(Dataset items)
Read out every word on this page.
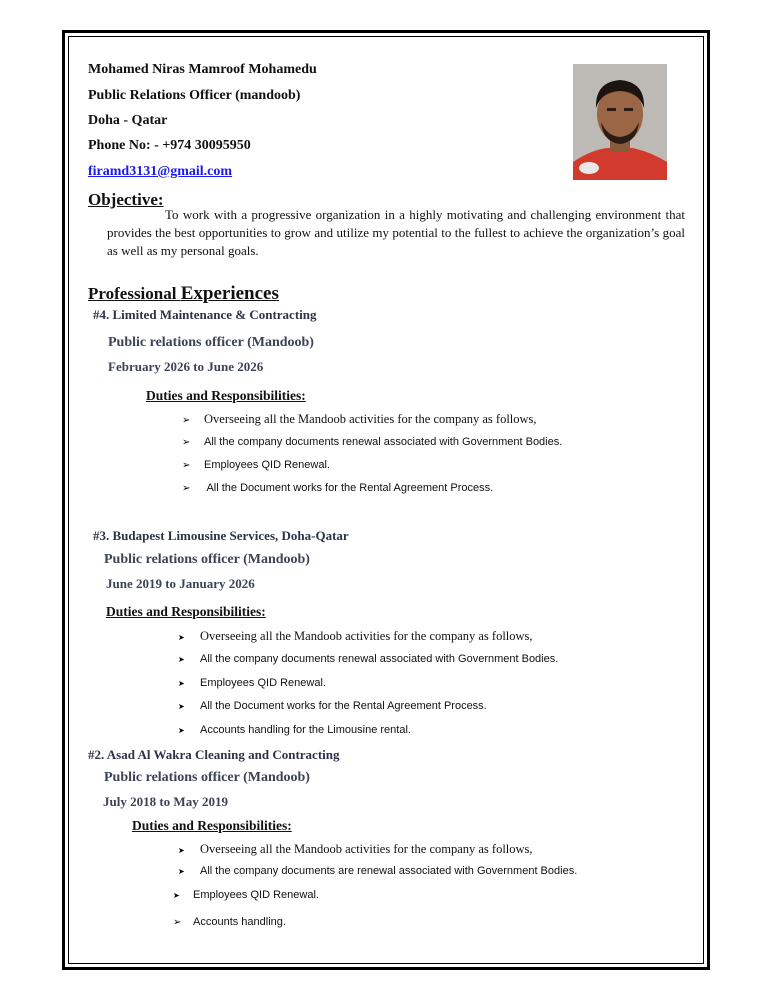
Mohamed Niras Mamroof Mohamedu
Public Relations Officer (mandoob)
Doha - Qatar
Phone No: - +974 30095950
firamd3131@gmail.com
Objective:
To work with a progressive organization in a highly motivating and challenging environment that provides the best opportunities to grow and utilize my potential to the fullest to achieve the organization’s goal as well as my personal goals.
Professional Experiences
#4. Limited Maintenance & Contracting
Public relations officer (Mandoob)
February 2026 to June 2026
Duties and Responsibilities:
➢ Overseeing all the Mandoob activities for the company as follows,
➢ All the company documents renewal associated with Government Bodies.
➢ Employees QID Renewal.
➢ All the Document works for the Rental Agreement Process.
#3. Budapest Limousine Services, Doha-Qatar
Public relations officer (Mandoob)
June 2019 to January 2026
Duties and Responsibilities:
➤ Overseeing all the Mandoob activities for the company as follows,
➤ All the company documents renewal associated with Government Bodies.
➤ Employees QID Renewal.
➤ All the Document works for the Rental Agreement Process.
➤ Accounts handling for the Limousine rental.
#2. Asad Al Wakra Cleaning and Contracting
Public relations officer (Mandoob)
July 2018 to May 2019
Duties and Responsibilities:
➤ Overseeing all the Mandoob activities for the company as follows,
➤ All the company documents are renewal associated with Government Bodies.
➤ Employees QID Renewal.
➢ Accounts handling.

# DIRECTIVE:
Give back all entries exactly. No pictures belong in the copy.

# TASK RESULT:
Read out every word on this page.
Mohamed Niras Mamroof Mohamedu
Public Relations Officer (mandoob)
Doha - Qatar
Phone No: - +974 30095950
firamd3131@gmail.com
Objective:
To work with a progressive organization in a highly motivating and challenging environment that provides the best opportunities to grow and utilize my potential to the fullest to achieve the organization’s goal as well as my personal goals.
Professional Experiences
#4. Limited Maintenance & Contracting
Public relations officer (Mandoob)
February 2026 to June 2026
Duties and Responsibilities:
➢ Overseeing all the Mandoob activities for the company as follows,
➢ All the company documents renewal associated with Government Bodies.
➢ Employees QID Renewal.
➢ All the Document works for the Rental Agreement Process.
#3. Budapest Limousine Services, Doha-Qatar
Public relations officer (Mandoob)
June 2019 to January 2026
Duties and Responsibilities:
➤ Overseeing all the Mandoob activities for the company as follows,
➤ All the company documents renewal associated with Government Bodies.
➤ Employees QID Renewal.
➤ All the Document works for the Rental Agreement Process.
➤ Accounts handling for the Limousine rental.
#2. Asad Al Wakra Cleaning and Contracting
Public relations officer (Mandoob)
July 2018 to May 2019
Duties and Responsibilities:
➤ Overseeing all the Mandoob activities for the company as follows,
➤ All the company documents are renewal associated with Government Bodies.
➤ Employees QID Renewal.
➢ Accounts handling.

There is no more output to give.